Scan the data below for the string "also". Show every line where it turns up.

>>>>>

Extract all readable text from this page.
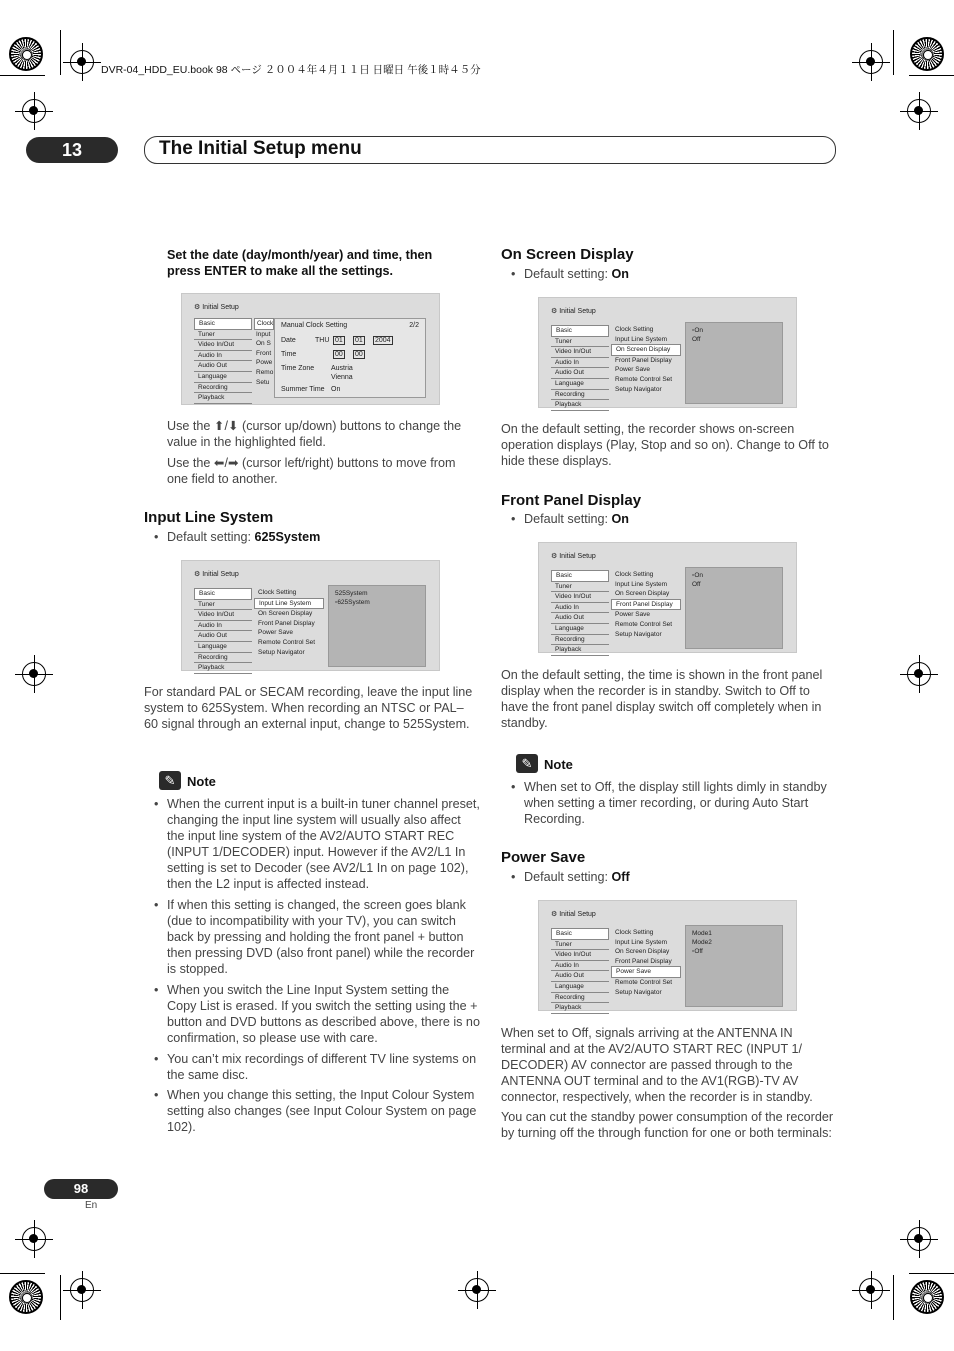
DVR-04_HDD_EU.book 98 ページ ２００４年４月１１日 日曜日 午後１時４５分
13	The Initial Setup menu
Set the date (day/month/year) and time, then press ENTER to make all the settings.
⚙ Initial Setup
Basic
Tuner
Video In/Out
Audio In
Audio Out
Language
Recording
Playback
Clock
Input
On S
Front
Powe
Remo
Setu
Manual Clock Setting	2/2
Date	THU 01 01 2004
Time	00 00
Time Zone Austria
Vienna
Summer Time On
Use the ⬆/⬇ (cursor up/down) buttons to change the value in the highlighted field.
Use the ⬅/➡ (cursor left/right) buttons to move from one field to another.
Input Line System
• Default setting: 625System
⚙ Initial Setup
Basic
Tuner
Video In/Out
Audio In
Audio Out
Language
Recording
Playback
Clock Setting
Input Line System
On Screen Display
Front Panel Display
Power Save
Remote Control Set
Setup Navigator
525System
▫625System
For standard PAL or SECAM recording, leave the input line system to 625System. When recording an NTSC or PAL–60 signal through an external input, change to 525System.
✎ Note
• When the current input is a built-in tuner channel preset, changing the input line system will usually also affect the input line system of the AV2/AUTO START REC (INPUT 1/DECODER) input. However if the AV2/L1 In setting is set to Decoder (see AV2/L1 In on page 102), then the L2 input is affected instead.
• If when this setting is changed, the screen goes blank (due to incompatibility with your TV), you can switch back by pressing and holding the front panel + button then pressing DVD (also front panel) while the recorder is stopped.
• When you switch the Line Input System setting the Copy List is erased. If you switch the setting using the + button and DVD buttons as described above, there is no confirmation, so please use with care.
• You can’t mix recordings of different TV line systems on the same disc.
• When you change this setting, the Input Colour System setting also changes (see Input Colour System on page 102).
On Screen Display
• Default setting: On
⚙ Initial Setup
Basic
Tuner
Video In/Out
Audio In
Audio Out
Language
Recording
Playback
Clock Setting
Input Line System
On Screen Display
Front Panel Display
Power Save
Remote Control Set
Setup Navigator
▫On
Off
On the default setting, the recorder shows on-screen operation displays (Play, Stop and so on). Change to Off to hide these displays.
Front Panel Display
• Default setting: On
⚙ Initial Setup
Basic
Tuner
Video In/Out
Audio In
Audio Out
Language
Recording
Playback
Clock Setting
Input Line System
On Screen Display
Front Panel Display
Power Save
Remote Control Set
Setup Navigator
▫On
Off
On the default setting, the time is shown in the front panel display when the recorder is in standby. Switch to Off to have the front panel display switch off completely when in standby.
✎ Note
• When set to Off, the display still lights dimly in standby when setting a timer recording, or during Auto Start Recording.
Power Save
• Default setting: Off
⚙ Initial Setup
Basic
Tuner
Video In/Out
Audio In
Audio Out
Language
Recording
Playback
Clock Setting
Input Line System
On Screen Display
Front Panel Display
Power Save
Remote Control Set
Setup Navigator
Mode1
Mode2
▫Off
When set to Off, signals arriving at the ANTENNA IN terminal and at the AV2/AUTO START REC (INPUT 1/ DECODER) AV connector are passed through to the ANTENNA OUT terminal and to the AV1(RGB)-TV AV connector, respectively, when the recorder is in standby.
You can cut the standby power consumption of the recorder by turning off the through function for one or both terminals:
98
En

<<<<<

Reply »
• When the current input is a built-in tuner channel preset, changing the input line system will usually also affect the input line system of the AV2/AUTO START REC (INPUT 1/DECODER) input. However if the AV2/L1 In setting is set to Decoder (see AV2/L1 In on page 102), then the L2 input is affected instead.
• If when this setting is changed, the screen goes blank (due to incompatibility with your TV), you can switch back by pressing and holding the front panel + button then pressing DVD (also front panel) while the recorder is stopped.
• When you change this setting, the Input Colour System setting also changes (see Input Colour System on page 102).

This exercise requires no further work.